- **Explora el material**:
1/ En el texto sobre el grano y la mancha, ¿qué nombre le da la psicología a la sensación de estar siendo observado todo el tiempo?
2/ Enumera las palabras grandes que, según el texto sobre el grano y la mancha, suenan a sentencia.
3/ Sigue escribiendo el texto sobre el grano y la mancha a partir de su última frase.

- **Fragmento del texto**:
------------------------------------

La fábula del grano y la mancha

Hay una edad en la que un grano lo ocupa todo.
La frente, el espejo, la mañana entera.

Te miras y piensas que todo el mundo lo ve.
Que no hay conversación posible que no empiece ahí.
Que el mundo se ha puesto de acuerdo para mirarte justo hoy.

Luego creces.
Y piensas que eso se pasa.

Hasta que un día se te cae café encima.

Y ya no eres tú.
Eres la mancha.

Si es café solo, oscuro, todavía tiene algo romántico.
Huele a despertar.
A lunes que se puede sostener.

Pero como lleve leche…
La leche se queda.
Se incrusta.
Como los kilos cuando no son desnatados.
Como las cosas que no se van aunque mires para otro lado.

Entonces entiendes que quizá no hemos cambiado tanto.

Antes era crema para el acné.
Ahora es corrector de ojeras.

El gesto es el mismo.
La inseguridad también.

Ellos con hormonas que anuncian vello, cambios, torpeza.
Nosotras con palabras grandes —edad, peso, menopausia— que suenan a sentencia, pero que solo dicen una cosa:
tu cuerpo ya no es el de antes.

Y quizá nunca lo fue.

Cuando crees que todo el mundo te mira

Hay algo que les pasa a los adolescentes y que a veces olvidamos demasiado rápido.

Sienten que todo el mundo los mira.
Que cada paso, cada silencio, cada grano tiene público.
Como si vivieran en un escenario con focos encendidos incluso cuando están solos.

En psicología lo llaman audiencia imaginaria.
Un nombre muy serio para algo muy humano:
la sensación de estar siendo observado todo el tiempo.

------------------------------------

- **Datos extraídos**:
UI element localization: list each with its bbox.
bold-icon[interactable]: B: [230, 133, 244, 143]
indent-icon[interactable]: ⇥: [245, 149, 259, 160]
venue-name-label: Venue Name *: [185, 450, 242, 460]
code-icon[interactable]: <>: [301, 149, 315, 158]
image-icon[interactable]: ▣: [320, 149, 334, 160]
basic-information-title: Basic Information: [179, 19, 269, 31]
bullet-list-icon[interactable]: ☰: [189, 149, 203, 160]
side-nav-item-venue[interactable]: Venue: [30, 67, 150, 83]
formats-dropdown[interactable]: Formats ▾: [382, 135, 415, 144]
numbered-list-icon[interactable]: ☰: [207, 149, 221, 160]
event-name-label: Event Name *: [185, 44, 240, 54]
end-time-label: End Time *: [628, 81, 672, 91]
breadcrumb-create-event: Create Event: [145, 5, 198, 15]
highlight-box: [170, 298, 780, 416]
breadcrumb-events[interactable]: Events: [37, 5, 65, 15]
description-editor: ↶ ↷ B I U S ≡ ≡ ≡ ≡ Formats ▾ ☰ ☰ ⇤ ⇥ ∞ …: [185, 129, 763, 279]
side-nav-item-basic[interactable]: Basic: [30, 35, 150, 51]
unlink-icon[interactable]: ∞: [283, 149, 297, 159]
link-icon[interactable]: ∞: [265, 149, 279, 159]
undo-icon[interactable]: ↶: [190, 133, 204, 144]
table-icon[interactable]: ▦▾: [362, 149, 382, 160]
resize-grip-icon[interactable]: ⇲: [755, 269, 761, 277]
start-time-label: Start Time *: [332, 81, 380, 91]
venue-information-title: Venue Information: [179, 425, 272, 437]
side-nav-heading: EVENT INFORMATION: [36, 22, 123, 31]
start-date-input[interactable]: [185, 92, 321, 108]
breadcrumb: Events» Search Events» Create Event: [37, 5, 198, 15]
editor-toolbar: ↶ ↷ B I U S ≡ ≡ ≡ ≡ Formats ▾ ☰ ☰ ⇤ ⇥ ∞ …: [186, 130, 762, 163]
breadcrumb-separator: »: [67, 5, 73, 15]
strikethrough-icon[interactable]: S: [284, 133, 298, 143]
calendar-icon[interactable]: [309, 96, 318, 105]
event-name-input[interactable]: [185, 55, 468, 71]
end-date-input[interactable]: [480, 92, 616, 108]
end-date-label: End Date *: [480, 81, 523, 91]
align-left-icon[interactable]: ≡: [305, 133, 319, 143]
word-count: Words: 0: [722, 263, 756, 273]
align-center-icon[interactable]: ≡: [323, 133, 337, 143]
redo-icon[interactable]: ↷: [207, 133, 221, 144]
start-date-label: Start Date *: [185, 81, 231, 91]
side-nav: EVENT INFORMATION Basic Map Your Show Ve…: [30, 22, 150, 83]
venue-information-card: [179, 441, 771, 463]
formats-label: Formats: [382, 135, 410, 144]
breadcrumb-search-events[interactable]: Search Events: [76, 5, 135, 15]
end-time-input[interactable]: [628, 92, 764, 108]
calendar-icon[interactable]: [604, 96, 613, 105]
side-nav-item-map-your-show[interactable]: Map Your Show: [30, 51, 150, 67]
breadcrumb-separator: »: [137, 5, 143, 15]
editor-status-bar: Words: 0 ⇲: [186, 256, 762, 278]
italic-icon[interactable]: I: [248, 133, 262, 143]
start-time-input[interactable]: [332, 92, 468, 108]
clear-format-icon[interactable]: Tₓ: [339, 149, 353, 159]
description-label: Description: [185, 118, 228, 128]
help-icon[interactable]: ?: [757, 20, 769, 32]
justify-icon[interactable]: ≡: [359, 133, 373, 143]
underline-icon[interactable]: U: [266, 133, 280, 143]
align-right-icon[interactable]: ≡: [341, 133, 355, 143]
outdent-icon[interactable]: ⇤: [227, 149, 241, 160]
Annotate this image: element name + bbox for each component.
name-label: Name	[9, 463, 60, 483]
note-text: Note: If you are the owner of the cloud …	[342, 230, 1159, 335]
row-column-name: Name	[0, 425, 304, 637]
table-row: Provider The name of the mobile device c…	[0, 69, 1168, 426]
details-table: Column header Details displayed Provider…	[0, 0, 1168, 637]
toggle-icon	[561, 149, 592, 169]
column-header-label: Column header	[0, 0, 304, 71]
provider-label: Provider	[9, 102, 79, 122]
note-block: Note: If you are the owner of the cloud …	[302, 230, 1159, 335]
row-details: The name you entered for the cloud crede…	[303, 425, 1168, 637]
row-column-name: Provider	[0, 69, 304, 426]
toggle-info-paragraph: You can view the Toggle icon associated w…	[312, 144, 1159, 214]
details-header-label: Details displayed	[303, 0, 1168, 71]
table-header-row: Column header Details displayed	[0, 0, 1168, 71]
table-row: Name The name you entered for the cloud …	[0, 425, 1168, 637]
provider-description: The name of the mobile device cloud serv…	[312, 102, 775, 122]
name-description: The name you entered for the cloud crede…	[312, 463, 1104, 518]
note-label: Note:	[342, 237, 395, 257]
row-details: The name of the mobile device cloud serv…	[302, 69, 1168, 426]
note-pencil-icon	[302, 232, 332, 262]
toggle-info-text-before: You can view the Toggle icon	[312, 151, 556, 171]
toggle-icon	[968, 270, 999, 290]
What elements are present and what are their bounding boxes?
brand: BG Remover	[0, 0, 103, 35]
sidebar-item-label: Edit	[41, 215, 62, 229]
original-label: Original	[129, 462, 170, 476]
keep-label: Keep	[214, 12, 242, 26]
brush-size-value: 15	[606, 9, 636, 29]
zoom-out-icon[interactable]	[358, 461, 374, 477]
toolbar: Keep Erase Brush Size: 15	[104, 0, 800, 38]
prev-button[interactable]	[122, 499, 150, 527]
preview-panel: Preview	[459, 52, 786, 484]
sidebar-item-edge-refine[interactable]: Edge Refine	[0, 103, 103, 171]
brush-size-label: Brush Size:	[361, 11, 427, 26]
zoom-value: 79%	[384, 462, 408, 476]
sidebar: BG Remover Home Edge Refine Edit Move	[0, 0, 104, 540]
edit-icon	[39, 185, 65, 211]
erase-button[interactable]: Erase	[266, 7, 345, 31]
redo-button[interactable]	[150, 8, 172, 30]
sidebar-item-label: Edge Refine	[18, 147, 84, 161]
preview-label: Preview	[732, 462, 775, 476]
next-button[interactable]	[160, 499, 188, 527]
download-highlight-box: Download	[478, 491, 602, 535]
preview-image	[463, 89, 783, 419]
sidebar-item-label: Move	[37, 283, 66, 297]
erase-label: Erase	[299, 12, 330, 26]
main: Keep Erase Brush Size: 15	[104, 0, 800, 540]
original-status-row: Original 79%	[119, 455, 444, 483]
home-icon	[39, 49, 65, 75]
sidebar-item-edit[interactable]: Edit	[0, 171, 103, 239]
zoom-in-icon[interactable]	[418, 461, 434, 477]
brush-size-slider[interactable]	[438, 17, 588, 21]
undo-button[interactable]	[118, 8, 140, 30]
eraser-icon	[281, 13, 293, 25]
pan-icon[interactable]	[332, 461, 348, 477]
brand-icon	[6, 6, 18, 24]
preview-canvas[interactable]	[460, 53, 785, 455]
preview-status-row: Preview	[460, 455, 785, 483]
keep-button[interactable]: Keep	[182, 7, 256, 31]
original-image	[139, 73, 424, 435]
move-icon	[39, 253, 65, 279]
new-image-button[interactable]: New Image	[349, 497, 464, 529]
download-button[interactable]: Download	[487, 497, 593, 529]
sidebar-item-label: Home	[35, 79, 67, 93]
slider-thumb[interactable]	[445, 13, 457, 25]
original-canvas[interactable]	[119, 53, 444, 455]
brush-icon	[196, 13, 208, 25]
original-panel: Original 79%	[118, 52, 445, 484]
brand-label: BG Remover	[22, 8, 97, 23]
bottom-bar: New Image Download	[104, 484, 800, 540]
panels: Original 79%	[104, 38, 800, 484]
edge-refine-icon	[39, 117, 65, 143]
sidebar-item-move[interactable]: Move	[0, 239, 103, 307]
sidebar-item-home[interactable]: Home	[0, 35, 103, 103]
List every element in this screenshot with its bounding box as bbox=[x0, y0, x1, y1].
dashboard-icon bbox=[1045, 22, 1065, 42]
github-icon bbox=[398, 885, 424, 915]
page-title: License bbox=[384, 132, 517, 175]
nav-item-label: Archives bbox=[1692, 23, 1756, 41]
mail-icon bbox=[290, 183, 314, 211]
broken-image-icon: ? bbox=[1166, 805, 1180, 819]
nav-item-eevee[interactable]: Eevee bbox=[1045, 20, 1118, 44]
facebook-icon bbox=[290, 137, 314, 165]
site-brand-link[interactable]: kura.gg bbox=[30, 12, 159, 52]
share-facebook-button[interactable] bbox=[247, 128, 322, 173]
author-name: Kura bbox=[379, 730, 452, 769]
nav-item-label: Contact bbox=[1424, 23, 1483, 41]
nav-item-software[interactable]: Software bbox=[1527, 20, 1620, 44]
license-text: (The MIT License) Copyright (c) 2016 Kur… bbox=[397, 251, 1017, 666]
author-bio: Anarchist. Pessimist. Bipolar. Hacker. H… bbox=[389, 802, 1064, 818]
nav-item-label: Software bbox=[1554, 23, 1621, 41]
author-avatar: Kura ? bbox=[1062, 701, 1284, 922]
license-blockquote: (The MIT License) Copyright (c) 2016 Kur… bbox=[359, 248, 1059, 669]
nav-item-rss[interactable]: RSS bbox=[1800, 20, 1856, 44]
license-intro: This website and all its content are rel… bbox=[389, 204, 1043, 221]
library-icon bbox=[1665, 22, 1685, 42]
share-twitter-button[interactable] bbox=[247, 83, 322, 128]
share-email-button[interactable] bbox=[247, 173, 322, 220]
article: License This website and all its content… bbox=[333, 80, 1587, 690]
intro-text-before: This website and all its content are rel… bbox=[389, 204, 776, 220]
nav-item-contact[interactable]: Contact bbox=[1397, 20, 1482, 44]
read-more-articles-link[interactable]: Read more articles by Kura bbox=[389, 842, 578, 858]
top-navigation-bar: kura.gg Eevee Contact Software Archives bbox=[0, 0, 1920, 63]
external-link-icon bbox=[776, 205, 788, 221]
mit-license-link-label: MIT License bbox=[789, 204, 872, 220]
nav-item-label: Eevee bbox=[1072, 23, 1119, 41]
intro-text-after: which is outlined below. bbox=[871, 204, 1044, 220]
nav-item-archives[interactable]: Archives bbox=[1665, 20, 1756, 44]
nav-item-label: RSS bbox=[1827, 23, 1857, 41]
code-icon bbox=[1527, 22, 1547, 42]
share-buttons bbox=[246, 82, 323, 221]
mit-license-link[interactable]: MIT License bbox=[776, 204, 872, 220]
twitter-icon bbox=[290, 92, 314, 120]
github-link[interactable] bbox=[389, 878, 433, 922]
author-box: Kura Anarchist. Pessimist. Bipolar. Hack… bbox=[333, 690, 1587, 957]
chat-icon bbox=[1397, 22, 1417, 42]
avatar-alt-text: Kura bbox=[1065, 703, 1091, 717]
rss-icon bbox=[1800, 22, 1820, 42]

------------------------------------

- **Respuestas**:
1/ Audiencia imaginaria.

2/ Edad, peso y menopausia.

3/
No es vanidad.
No es drama.
Es identidad en construcción.

Es mirarte al espejo sin saber aún quién eres, pero con la certeza de que todo el mundo lo notará antes que tú.
Es no tener todavía la distancia suficiente para entender que los demás están demasiado ocupados mirándose a sí mismos.

Y aquí viene lo importante.

Eso no desaparece con la edad.
Solo cambia de forma.

Deja de ser un grano y pasa a ser una mancha de café.
Unos kilos.
Unas ojeras.
Una palabra que no dijiste bien.

Por eso, cuando miramos a un adolescente con condescendencia, quizá lo que deberíamos hacer es mirarnos primero a nosotros.

Porque sentir que te miran —aunque nadie esté mirando—
no es cosa de edad.
Es cosa de cuerpo, de inseguridad y de aprender a habitarte.

Educar, al final, no va de decir no es para tanto.
Va de decir te entiendo.
Y desde ahí, acompañar.

Una profesora en prácticas. Con canas, con ganas y con clase.